_AIM_
Within the records that follow, find every line containing the string "text". Copy those lines.

(Extracted records)
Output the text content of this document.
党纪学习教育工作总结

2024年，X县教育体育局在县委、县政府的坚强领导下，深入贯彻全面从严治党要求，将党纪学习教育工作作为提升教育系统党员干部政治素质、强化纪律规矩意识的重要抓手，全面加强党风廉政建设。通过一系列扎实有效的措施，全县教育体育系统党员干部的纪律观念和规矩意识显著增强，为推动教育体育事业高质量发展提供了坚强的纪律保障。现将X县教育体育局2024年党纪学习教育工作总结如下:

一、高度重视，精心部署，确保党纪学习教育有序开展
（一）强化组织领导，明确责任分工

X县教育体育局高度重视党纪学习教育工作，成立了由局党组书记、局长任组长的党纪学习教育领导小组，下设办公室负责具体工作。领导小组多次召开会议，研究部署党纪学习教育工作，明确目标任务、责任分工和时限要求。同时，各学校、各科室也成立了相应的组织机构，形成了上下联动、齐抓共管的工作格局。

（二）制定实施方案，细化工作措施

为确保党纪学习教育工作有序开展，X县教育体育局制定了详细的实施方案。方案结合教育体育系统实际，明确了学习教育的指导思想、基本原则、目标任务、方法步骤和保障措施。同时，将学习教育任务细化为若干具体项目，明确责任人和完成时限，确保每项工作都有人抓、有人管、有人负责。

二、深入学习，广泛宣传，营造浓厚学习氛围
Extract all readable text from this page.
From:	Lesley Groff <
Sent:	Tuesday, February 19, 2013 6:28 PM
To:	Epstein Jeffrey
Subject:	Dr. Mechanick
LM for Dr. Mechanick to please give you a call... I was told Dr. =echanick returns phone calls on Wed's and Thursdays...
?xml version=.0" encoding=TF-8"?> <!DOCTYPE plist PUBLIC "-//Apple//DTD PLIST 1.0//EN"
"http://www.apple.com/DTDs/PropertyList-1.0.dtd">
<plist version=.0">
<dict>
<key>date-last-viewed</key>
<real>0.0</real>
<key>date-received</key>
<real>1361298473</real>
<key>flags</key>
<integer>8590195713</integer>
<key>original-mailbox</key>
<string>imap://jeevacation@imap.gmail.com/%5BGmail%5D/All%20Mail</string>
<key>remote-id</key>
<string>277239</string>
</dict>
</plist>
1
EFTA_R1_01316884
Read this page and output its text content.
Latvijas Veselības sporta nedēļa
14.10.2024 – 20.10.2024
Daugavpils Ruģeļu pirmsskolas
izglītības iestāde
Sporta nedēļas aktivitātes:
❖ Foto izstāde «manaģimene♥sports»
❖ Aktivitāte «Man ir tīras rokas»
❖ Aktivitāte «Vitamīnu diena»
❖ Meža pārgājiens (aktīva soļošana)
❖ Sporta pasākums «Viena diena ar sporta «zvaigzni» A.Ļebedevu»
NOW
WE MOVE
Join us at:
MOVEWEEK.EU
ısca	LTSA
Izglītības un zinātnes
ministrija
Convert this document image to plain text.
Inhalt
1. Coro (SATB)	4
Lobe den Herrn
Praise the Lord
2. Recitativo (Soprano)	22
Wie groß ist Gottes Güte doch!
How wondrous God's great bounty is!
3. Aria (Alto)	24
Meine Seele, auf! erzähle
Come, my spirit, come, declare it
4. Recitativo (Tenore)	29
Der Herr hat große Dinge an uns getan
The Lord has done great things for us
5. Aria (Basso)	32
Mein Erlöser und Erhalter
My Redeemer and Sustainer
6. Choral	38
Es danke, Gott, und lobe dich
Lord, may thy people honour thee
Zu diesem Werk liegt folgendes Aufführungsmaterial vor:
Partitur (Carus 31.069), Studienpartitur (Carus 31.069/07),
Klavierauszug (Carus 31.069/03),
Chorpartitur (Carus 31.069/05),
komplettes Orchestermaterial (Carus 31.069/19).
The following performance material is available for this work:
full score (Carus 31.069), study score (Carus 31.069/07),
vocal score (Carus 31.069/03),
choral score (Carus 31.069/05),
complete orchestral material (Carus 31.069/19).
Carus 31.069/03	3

_RESULT OF THE TASK_
Output the text content of this document.
Extract all readable text from this page.
Read this page and output its text content.
Convert this document image to plain text.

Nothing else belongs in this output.